* **ページ本文**:

--------------------------------------------------

「まえがき」にかえて
日本刀を見ると、この国のかたちが見えてくる
筆者には日本刀が、この国のかたちに見える。公家と武家の調和と相剋の歴史を秘めているように思えるからだろうか。平成十年に筆者が創刊した『武道通信』(壱之巻)の特集は日本刀。特集の題目を「日本刀を鑑ると、この国のかたちが見えてくる」とした。刀劍鑑賞での「見る」は正しくは「鑑る」。
米国政府が日本占領政策のためルース・ベネディクト女史に、日本人の精神構造を解き明かすよう依頼した研究論文の市販本に付けられた題目は『菊と刀』であった。菊は天皇、刀は武士。言い得て妙である。ベネディクト女史は日本の地を踏んだことはないが、もしや米国の地で日本刀を見たことがあったのではないか。刀劍の知識は皆無でも、彼女の感性が日本の何たるかの一片を捉えたのではなかろうか。何の根拠もない筆者の空想である。
ベネディクト女史を引き合いに出したのは、日本刀に縁がない御仁にも、機会があれば日本刀を見て、刀劍鑑定書にある専門用語や鑑賞方法にこだわらず、感じたままを心に刻んでいただきたいとの思いからだ。この国、祖国のかたちが見えてくるはず。そんな願いから本書を著した。
であるが、本書は刀劍の鑑方の書ではない。刀劍の霊性、霊力を信じ、戦場で命を託し、また守護神とした刀劍について、「武」を担ったサムライたちはどう語るだろうかと想い描いた書である。ゆえに「見る」とした。また、「剣」は旧字の「劍」とする。筆者のこだわりである。
「サムライと日本刀」を語るサムライ役に土方歳三を選んだ。箱館(函館)戦争と称される旧徳川幕府軍と明治新政府軍の戦いでの土方歳三を追って、二十振の日本刀を脇役として登場させた。
そしてまた、ひとつの仮説を挿入した。
土方歳三が入門した天然理心流の興りは幕命であった。徳川家康は「敵は必ず西からくる」と、甲斐武田の遺臣を江戸の西の守り口、八王子に住まわせ半士半農の防人とした。八王子千人同心である。

--------------------------------------------------

* **資料部分**:
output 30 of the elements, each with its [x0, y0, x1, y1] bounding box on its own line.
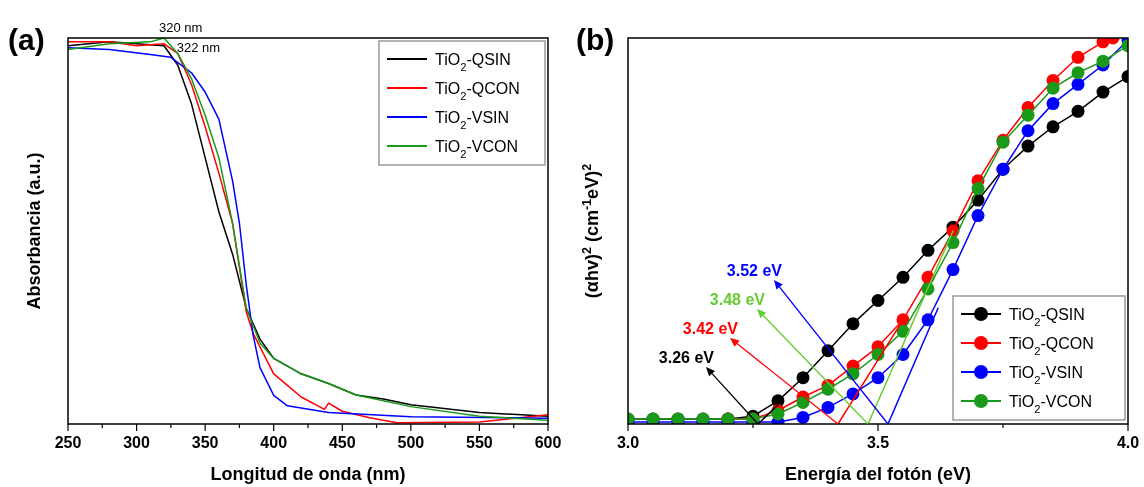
x-tick-label: 500 [397, 434, 425, 451]
x-axis-title: Energía del fotón (eV) [784, 464, 972, 484]
chart-title: (a) [8, 23, 45, 56]
annotation: 3.52 eV [726, 262, 783, 279]
x-tick-label: 350 [191, 434, 219, 451]
annotation: 322 nm [176, 39, 221, 55]
x-tick-label: 250 [54, 434, 82, 451]
legend-label: TiO$_{2}$-VCON [435, 138, 518, 160]
legend-label: TiO$_{2}$-QSIN [435, 51, 511, 73]
x-tick-label: 3.5 [866, 434, 890, 451]
x-tick-label: 600 [534, 434, 562, 451]
x-tick-label: 400 [260, 434, 288, 451]
x-axis-title: Longitud de onda (nm) [210, 464, 406, 484]
x-tick-label: 4.0 [1116, 434, 1140, 451]
legend-label: TiO$_{2}$-QCON [1009, 335, 1094, 357]
annotation: 3.26 eV [658, 349, 715, 366]
legend-label: TiO$_{2}$-VCON [1009, 393, 1092, 415]
legend-label: TiO$_{2}$-VSIN [435, 109, 510, 131]
legend-label: TiO$_{2}$-QCON [435, 80, 520, 102]
y-axis-title: Absorbancia (a.u.) [24, 152, 44, 310]
x-tick-label: 550 [466, 434, 493, 451]
x-tick-label: 450 [328, 434, 356, 451]
x-tick-label: 3.0 [616, 434, 640, 451]
annotation: 320 nm [159, 20, 203, 35]
legend-label: TiO$_{2}$-QSIN [1009, 306, 1085, 328]
annotation: 3.48 eV [709, 291, 766, 308]
x-tick-label: 300 [123, 434, 151, 451]
annotation: 3.42 eV [682, 320, 739, 337]
legend-label: TiO$_{2}$-VSIN [1009, 364, 1084, 386]
chart-title: (b) [576, 23, 615, 56]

--------------------------------------------------

* **作業内容**:
A: 日本刀についての本文によると、筆者が平成十年に創刊した雑誌の名称は何ですか。
B: 日本刀についての本文のうち、「米国政府が日本占領政策のため」を含む語句で始まり「そしてまた、ひとつの仮説を挿入した。」で終わる部分を、「ベネディクト女史」を「ベネディクト氏」に改めて書き直してください。
C: 日本刀とサムライについての本文を、最後の文の後から書き継いでください。

* **各作業の回答**:
A: 『武道通信』です。

B:
米国政府が日本占領政策のためルース・ベネディクト氏に、日本人の精神構造を解き明かすよう依頼した研究論文の市販本に付けられた題目は『菊と刀』であった。菊は天皇、刀は武士。言い得て妙である。ベネディクト氏は日本の地を踏んだことはないが、もしや米国の地で日本刀を見たことがあったのではないか。刀劍の知識は皆無でも、彼女の感性が日本の何たるかの一片を捉えたのではなかろうか。何の根拠もない筆者の空想である。
ベネディクト氏を引き合いに出したのは、日本刀に縁がない御仁にも、機会があれば日本刀を見て、刀劍鑑定書にある専門用語や鑑賞方法にこだわらず、感じたままを心に刻んでいただきたいとの思いからだ。この国、祖国のかたちが見えてくるはず。そんな願いから本書を著した。
であるが、本書は刀劍の鑑方の書ではない。刀劍の霊性、霊力を信じ、戦場で命を託し、また守護神とした刀劍について、「武」を担ったサムライたちはどう語るだろうかと想い描いた書である。ゆえに「見る」とした。また、「剣」は旧字の「劍」とする。筆者のこだわりである。
「サムライと日本刀」を語るサムライ役に土方歳三を選んだ。箱館(函館)戦争と称される旧徳川幕府軍と明治新政府軍の戦いでの土方歳三を追って、二十振の日本刀を脇役として登場させた。
そしてまた、ひとつの仮説を挿入した。

C:
全国に打ち毀しが勃発した、世にいう「天明打ち毀し」は徳川幕府瓦解の前触れであった。寛政と号が改まったときの老中松平定信は、家康に倣い、千人同心のテコ入れをはかった。それが天然理心流の興りであったとの仮説である。
土方歳三が二十振の日本刀を語るのを聞くとき、やはり、最小限の刀劍の知識が必要となる。この「まえがき」のあとに、日本刀の各部の名称などのごく簡単な図を載せた。また、語るのは、すべて大刀の刀身のみであるゆえに、日本刀を語るうえで欠かせない日本の工芸美術の粋である柄、鍔、鞘などの外装である拵えは省いた。ただ、読者諸氏の胸の内に、常に日本刀のイメージを思い浮べておいていただきたいため、拵えの図も載せた。本書の版元から以前刊行された拙著『使ってみたい武士の作法』から一部流用した。ご容赦願いたい。
いまひとつ、ご容赦願いたいことがある。
この二十振は、日本刀を語るうえで、つくられた時代、つくられた地方をなるべく重なることなく選びたかった。宮本武蔵、荒木又衛門、榊原健吉、新選組の土方歳三、近藤勇、沖田総司の差料は歴史・時代小説でことに有名であるが、ほかに名刀として知られる刀や、時代思想を反映した刀、歴史の彼方に消えた刀鍛冶地の刀も選びたかった。ゆえに新選組隊士や倒幕志士、箱館戦争を戦ったもののふ(武士)の差料は、彼らの出自、幕府時の役職から差料としていてもおかしくないと推測した一振である。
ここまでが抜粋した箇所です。